YOUR GOAL:
Go through the records below and copy out every line that contains the word "problems".

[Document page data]
--------------------------------------------------
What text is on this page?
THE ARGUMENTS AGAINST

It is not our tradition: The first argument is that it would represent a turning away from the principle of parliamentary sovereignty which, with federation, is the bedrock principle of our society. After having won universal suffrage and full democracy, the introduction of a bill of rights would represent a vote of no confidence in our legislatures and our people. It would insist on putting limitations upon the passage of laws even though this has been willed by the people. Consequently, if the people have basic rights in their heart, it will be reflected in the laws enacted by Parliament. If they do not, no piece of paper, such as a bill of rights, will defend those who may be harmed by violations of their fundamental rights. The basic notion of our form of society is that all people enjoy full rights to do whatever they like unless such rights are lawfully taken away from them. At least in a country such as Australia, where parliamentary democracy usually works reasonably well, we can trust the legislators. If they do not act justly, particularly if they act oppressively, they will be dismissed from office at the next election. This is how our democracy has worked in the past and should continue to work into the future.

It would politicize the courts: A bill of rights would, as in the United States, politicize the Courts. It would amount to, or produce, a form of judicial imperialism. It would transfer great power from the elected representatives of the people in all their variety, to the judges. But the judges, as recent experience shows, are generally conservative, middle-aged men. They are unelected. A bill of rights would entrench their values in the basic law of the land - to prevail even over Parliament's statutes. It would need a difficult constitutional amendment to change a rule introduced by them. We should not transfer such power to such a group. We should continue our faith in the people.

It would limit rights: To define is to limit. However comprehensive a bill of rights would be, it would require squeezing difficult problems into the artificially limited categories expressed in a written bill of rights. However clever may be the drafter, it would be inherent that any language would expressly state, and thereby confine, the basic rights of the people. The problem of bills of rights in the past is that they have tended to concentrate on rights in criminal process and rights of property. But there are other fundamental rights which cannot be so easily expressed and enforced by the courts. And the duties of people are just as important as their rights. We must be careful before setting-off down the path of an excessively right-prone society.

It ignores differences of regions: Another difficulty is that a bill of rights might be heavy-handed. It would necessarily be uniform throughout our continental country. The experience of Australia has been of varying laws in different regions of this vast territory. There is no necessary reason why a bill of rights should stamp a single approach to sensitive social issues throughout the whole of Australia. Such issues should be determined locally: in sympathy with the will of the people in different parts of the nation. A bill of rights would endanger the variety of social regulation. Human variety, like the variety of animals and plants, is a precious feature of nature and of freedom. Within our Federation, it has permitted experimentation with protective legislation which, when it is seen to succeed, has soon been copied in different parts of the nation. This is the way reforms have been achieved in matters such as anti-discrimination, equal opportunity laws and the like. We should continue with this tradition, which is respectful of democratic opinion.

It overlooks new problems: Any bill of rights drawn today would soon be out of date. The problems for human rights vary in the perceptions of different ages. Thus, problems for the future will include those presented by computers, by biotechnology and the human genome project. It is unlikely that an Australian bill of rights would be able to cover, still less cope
--------------------------------------------------
EXERCISE ANSWER:
It would limit rights: To define is to limit. However comprehensive a bill of rights would be, it would require squeezing difficult problems into the artificially limited categories expressed in a written bill of rights. However clever may be the drafter, it would be inherent that any language would expressly state, and thereby confine, the basic rights of the people. The problem of bills of rights in the past is that they have tended to concentrate on rights in criminal process and rights of property. But there are other fundamental rights which cannot be so easily expressed and enforced by the courts. And the duties of people are just as important as their rights. We must be careful before setting-off down the path of an excessively right-prone society.
It overlooks new problems: Any bill of rights drawn today would soon be out of date. The problems for human rights vary in the perceptions of different ages. Thus, problems for the future will include those presented by computers, by biotechnology and the human genome project. It is unlikely that an Australian bill of rights would be able to cover, still less cope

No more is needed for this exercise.